- **TUGAS YANG DIKERJAKAN**
Tulis kembali bagian petikan mulai "Djulianto Susantio" sampai "Titi Surti Nastiti)", dengan mengganti "platform blog" menjadi "situs web".

- **PETIKAN**
==============================
Lihat ke Halaman Asli

Djulianto Susantio

TERVERIFIKASI

Arkeolog mandiri, senang menulis arkeologi, museum, sejarah, astrologi, palmistri, olahraga, numismatik, dan filateli.

Undang-Undang "Paradara" Masa Jawa Kuna Melindungi Kaum Perempuan

Diperbarui: 27 April 2018   14:31

Kompasiana adalah platform blog. Konten ini menjadi tanggung jawab bloger dan tidak mewakili pandangan redaksi Kompas.

Seni pertunjukan jalanan oleh laki-laki dan perempuan (Foto: Titi Surti Nastiti)

Masyarakat Pernaskahan Nusantara (Manassa) kembali menggelar diskusi bulanan di Perpustakaan Nasional. Kali ini pematerinya Titi Surti Nastiti, arkeolog dari Pusat Penelitian Arkeologi Nasional, yang memiliki spesialisasi epigrafi. Dalam diskusi bulan itu, Kamis, 26 April 2018, Titi membawakah topik "Peranan Gender pada Masa Jawa Kuna".
==============================
- **DATA YANG DIBERIKAN**
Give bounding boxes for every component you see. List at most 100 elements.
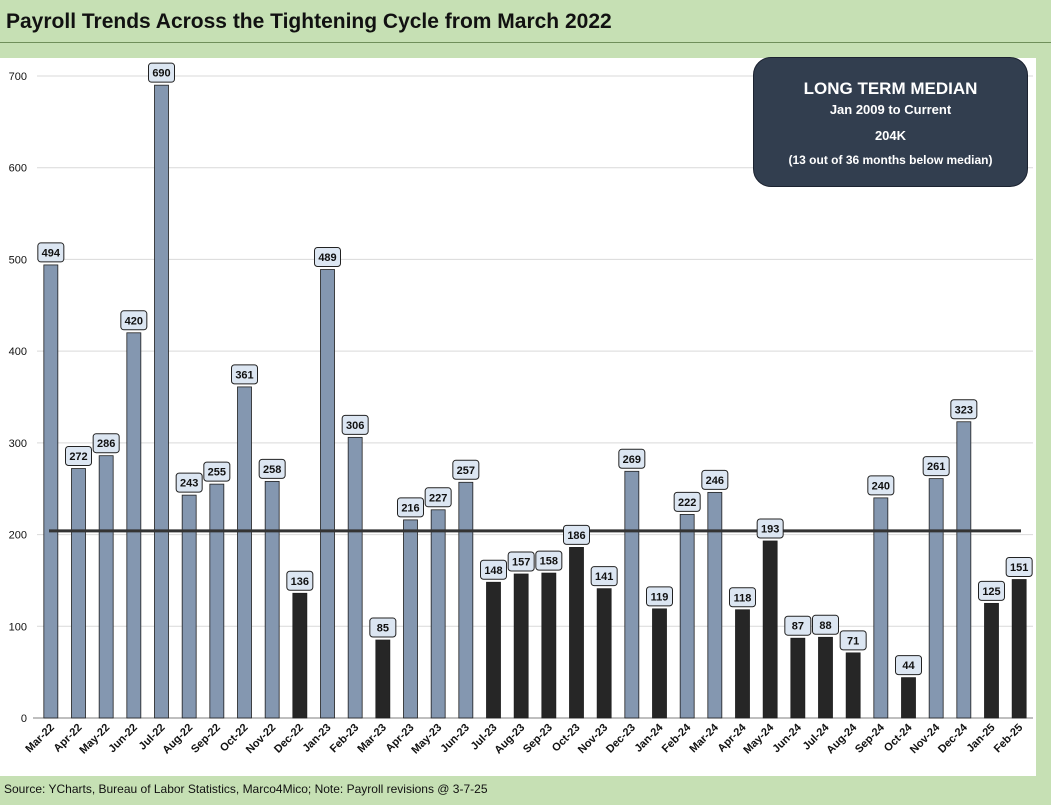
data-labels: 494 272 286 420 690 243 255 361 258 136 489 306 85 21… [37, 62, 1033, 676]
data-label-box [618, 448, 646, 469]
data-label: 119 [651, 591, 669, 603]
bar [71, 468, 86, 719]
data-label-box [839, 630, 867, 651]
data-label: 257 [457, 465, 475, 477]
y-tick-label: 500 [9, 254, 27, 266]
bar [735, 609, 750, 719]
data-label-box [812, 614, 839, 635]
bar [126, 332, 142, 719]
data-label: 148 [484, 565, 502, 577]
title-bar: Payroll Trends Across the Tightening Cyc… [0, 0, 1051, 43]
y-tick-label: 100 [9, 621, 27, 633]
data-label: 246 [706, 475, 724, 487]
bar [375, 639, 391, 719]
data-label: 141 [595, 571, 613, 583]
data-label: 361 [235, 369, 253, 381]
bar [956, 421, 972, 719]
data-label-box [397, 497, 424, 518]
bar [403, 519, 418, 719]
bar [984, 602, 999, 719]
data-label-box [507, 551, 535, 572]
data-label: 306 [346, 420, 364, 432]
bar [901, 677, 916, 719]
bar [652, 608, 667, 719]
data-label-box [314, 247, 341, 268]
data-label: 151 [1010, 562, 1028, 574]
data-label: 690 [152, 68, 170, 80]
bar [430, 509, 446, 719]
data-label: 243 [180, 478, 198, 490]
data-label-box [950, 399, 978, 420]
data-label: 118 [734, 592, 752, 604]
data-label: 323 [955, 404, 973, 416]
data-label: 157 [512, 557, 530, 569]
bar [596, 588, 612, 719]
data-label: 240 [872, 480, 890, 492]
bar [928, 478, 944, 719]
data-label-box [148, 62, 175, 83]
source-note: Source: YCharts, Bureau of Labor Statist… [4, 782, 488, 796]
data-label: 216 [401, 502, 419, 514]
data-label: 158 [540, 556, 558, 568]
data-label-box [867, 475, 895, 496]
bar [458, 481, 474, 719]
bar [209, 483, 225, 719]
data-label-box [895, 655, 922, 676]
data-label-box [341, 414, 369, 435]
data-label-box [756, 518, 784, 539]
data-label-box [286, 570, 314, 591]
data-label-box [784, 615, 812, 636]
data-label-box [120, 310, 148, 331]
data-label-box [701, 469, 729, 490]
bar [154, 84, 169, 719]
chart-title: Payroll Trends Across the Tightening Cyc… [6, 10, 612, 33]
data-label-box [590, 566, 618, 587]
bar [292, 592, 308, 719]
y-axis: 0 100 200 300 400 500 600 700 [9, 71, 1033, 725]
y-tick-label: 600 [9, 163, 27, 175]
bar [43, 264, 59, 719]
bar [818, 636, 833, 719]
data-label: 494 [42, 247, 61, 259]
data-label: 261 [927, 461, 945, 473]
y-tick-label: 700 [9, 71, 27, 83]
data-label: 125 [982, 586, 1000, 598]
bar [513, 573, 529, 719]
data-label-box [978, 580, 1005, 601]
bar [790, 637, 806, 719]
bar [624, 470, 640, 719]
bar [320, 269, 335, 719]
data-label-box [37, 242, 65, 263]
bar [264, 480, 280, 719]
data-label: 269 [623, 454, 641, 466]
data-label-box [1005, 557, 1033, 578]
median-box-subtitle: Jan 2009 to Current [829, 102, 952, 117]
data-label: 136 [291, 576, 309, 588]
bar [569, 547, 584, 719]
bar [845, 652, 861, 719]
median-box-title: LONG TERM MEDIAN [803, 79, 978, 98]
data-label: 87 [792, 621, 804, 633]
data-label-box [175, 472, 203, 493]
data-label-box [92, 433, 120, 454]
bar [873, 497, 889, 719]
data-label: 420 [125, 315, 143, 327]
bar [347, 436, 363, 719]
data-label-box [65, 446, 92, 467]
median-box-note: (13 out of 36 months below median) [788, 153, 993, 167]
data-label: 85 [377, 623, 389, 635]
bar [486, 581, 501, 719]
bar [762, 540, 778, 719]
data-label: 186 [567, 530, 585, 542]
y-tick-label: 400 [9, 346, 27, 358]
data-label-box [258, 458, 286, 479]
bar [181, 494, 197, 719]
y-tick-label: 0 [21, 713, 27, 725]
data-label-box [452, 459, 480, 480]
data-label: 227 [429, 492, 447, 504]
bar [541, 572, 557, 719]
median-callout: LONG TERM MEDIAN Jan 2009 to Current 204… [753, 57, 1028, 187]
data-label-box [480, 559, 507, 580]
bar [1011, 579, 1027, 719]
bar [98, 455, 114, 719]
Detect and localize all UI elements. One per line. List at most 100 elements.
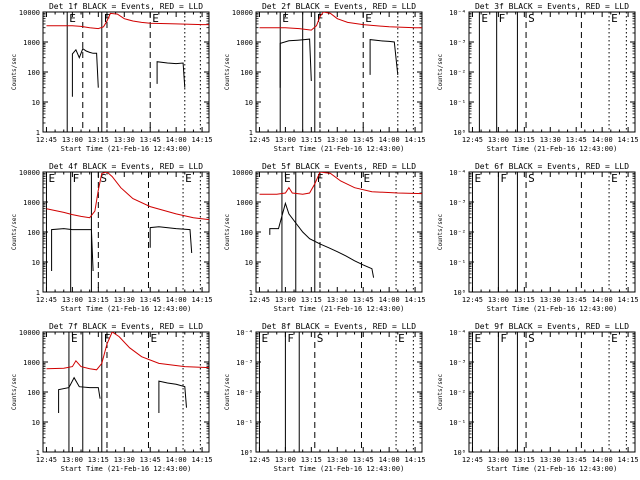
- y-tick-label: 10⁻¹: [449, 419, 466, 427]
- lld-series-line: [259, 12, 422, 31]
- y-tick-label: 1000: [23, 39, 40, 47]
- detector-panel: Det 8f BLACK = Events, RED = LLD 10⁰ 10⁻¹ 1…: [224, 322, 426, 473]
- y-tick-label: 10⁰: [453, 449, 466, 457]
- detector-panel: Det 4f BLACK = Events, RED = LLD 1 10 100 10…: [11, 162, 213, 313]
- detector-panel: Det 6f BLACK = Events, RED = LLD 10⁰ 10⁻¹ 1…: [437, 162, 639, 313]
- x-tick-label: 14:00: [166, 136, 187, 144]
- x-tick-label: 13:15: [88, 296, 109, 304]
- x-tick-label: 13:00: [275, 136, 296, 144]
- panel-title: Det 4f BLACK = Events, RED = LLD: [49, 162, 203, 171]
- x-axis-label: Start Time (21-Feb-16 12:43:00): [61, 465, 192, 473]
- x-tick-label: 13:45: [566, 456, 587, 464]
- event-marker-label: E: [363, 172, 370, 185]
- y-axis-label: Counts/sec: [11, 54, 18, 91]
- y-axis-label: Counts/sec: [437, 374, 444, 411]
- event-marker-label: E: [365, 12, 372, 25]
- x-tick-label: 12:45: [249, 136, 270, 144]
==============================
- **PENYELESAIAN**
Djulianto Susantio

TERVERIFIKASI

Arkeolog mandiri, senang menulis arkeologi, museum, sejarah, astrologi, palmistri, olahraga, numismatik, dan filateli.

Undang-Undang "Paradara" Masa Jawa Kuna Melindungi Kaum Perempuan

Diperbarui: 27 April 2018   14:31

Kompasiana adalah situs web. Konten ini menjadi tanggung jawab bloger dan tidak mewakili pandangan redaksi Kompas.

Seni pertunjukan jalanan oleh laki-laki dan perempuan (Foto: Titi Surti Nastiti)